- WRITTEN REQUEST -
What follows is a set of entries. Give them again exactly, without the pictures.

- DATA ENTRIES -
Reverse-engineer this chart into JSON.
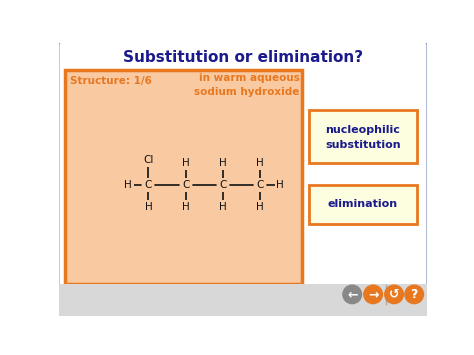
{
  "title": "Substitution or elimination?",
  "title_color": "#1a1a8c",
  "title_fontsize": 11,
  "main_bg": "#ffffff",
  "slide_border_color": "#8899bb",
  "orange_box_bg": "#f9c9a2",
  "orange_box_border": "#e87820",
  "structure_label": "Structure: 1/6",
  "condition_label": "in warm aqueous\nsodium hydroxide",
  "label_color": "#e87820",
  "label_fontsize": 7.5,
  "button1_text": "nucleophilic\nsubstitution",
  "button2_text": "elimination",
  "button_bg": "#fdfde0",
  "button_border": "#e87820",
  "button_text_color": "#1a1a8c",
  "button_fontsize": 8,
  "molecule_color": "#111111",
  "molecule_fontsize": 7.5,
  "bottom_bar_color": "#d8d8d8",
  "nav_circle_color1": "#888888",
  "nav_circle_color2": "#e87820",
  "title_bar_bg": "#ffffff"
}
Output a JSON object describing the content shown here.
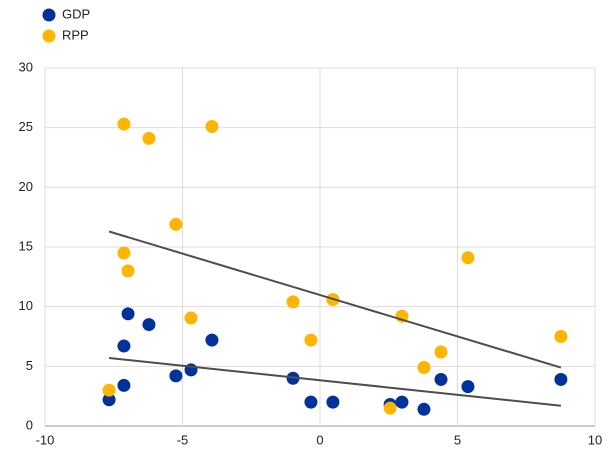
{
  "chart_data": {
    "type": "scatter",
    "xlim": [
      -10,
      10
    ],
    "xticks": [
      -10,
      -5,
      0,
      5,
      10
    ],
    "ylim": [
      0,
      30
    ],
    "yticks": [
      0,
      5,
      10,
      15,
      20,
      25,
      30
    ],
    "grid": true,
    "legend": "top-left",
    "series": [
      {
        "name": "GDP",
        "color": "#003299",
        "x": [
          -7.67,
          -7.13,
          -7.13,
          -6.98,
          -6.22,
          -5.24,
          -4.69,
          -3.93,
          -0.98,
          -0.33,
          0.47,
          2.55,
          2.98,
          3.78,
          4.4,
          5.38,
          8.76
        ],
        "values": [
          2.2,
          3.4,
          6.7,
          9.4,
          8.5,
          4.2,
          4.7,
          7.2,
          4.0,
          2.0,
          2.0,
          1.8,
          2.0,
          1.4,
          3.9,
          3.3,
          3.9
        ],
        "trend": {
          "x": [
            -7.67,
            8.76
          ],
          "values": [
            5.7,
            1.7
          ],
          "color": "#4d4d4d"
        }
      },
      {
        "name": "RPP",
        "color": "#ffb400",
        "x": [
          -7.67,
          -7.13,
          -7.13,
          -6.98,
          -6.22,
          -5.24,
          -4.69,
          -3.93,
          -0.98,
          -0.33,
          0.47,
          2.55,
          2.98,
          3.78,
          4.4,
          5.38,
          8.76
        ],
        "values": [
          3.0,
          25.3,
          14.5,
          13.0,
          24.1,
          16.9,
          9.05,
          25.1,
          10.4,
          7.2,
          10.6,
          1.5,
          9.2,
          4.9,
          6.2,
          14.1,
          7.5
        ],
        "trend": {
          "x": [
            -7.67,
            8.76
          ],
          "values": [
            16.3,
            4.9
          ],
          "color": "#4d4d4d"
        }
      }
    ]
  }
}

- EXPECTED OUTPUT -
Reverse-engineer this chart into JSON.
{
  "title": "Substitution or elimination?",
  "title_color": "#1a1a8c",
  "title_fontsize": 11,
  "main_bg": "#ffffff",
  "slide_border_color": "#8899bb",
  "orange_box_bg": "#f9c9a2",
  "orange_box_border": "#e87820",
  "structure_label": "Structure: 1/6",
  "condition_label": "in warm aqueous\nsodium hydroxide",
  "label_color": "#e87820",
  "label_fontsize": 7.5,
  "button1_text": "nucleophilic\nsubstitution",
  "button2_text": "elimination",
  "button_bg": "#fdfde0",
  "button_border": "#e87820",
  "button_text_color": "#1a1a8c",
  "button_fontsize": 8,
  "molecule_color": "#111111",
  "molecule_fontsize": 7.5,
  "bottom_bar_color": "#d8d8d8",
  "nav_circle_color1": "#888888",
  "nav_circle_color2": "#e87820",
  "title_bar_bg": "#ffffff"
}
Output a JSON object describing the content shown here.
{
  "chart_data": {
    "type": "scatter",
    "xlim": [
      -10,
      10
    ],
    "xticks": [
      -10,
      -5,
      0,
      5,
      10
    ],
    "ylim": [
      0,
      30
    ],
    "yticks": [
      0,
      5,
      10,
      15,
      20,
      25,
      30
    ],
    "grid": true,
    "legend": "top-left",
    "series": [
      {
        "name": "GDP",
        "color": "#003299",
        "x": [
          -7.67,
          -7.13,
          -7.13,
          -6.98,
          -6.22,
          -5.24,
          -4.69,
          -3.93,
          -0.98,
          -0.33,
          0.47,
          2.55,
          2.98,
          3.78,
          4.4,
          5.38,
          8.76
        ],
        "values": [
          2.2,
          3.4,
          6.7,
          9.4,
          8.5,
          4.2,
          4.7,
          7.2,
          4.0,
          2.0,
          2.0,
          1.8,
          2.0,
          1.4,
          3.9,
          3.3,
          3.9
        ],
        "trend": {
          "x": [
            -7.67,
            8.76
          ],
          "values": [
            5.7,
            1.7
          ],
          "color": "#4d4d4d"
        }
      },
      {
        "name": "RPP",
        "color": "#ffb400",
        "x": [
          -7.67,
          -7.13,
          -7.13,
          -6.98,
          -6.22,
          -5.24,
          -4.69,
          -3.93,
          -0.98,
          -0.33,
          0.47,
          2.55,
          2.98,
          3.78,
          4.4,
          5.38,
          8.76
        ],
        "values": [
          3.0,
          25.3,
          14.5,
          13.0,
          24.1,
          16.9,
          9.05,
          25.1,
          10.4,
          7.2,
          10.6,
          1.5,
          9.2,
          4.9,
          6.2,
          14.1,
          7.5
        ],
        "trend": {
          "x": [
            -7.67,
            8.76
          ],
          "values": [
            16.3,
            4.9
          ],
          "color": "#4d4d4d"
        }
      }
    ]
  }
}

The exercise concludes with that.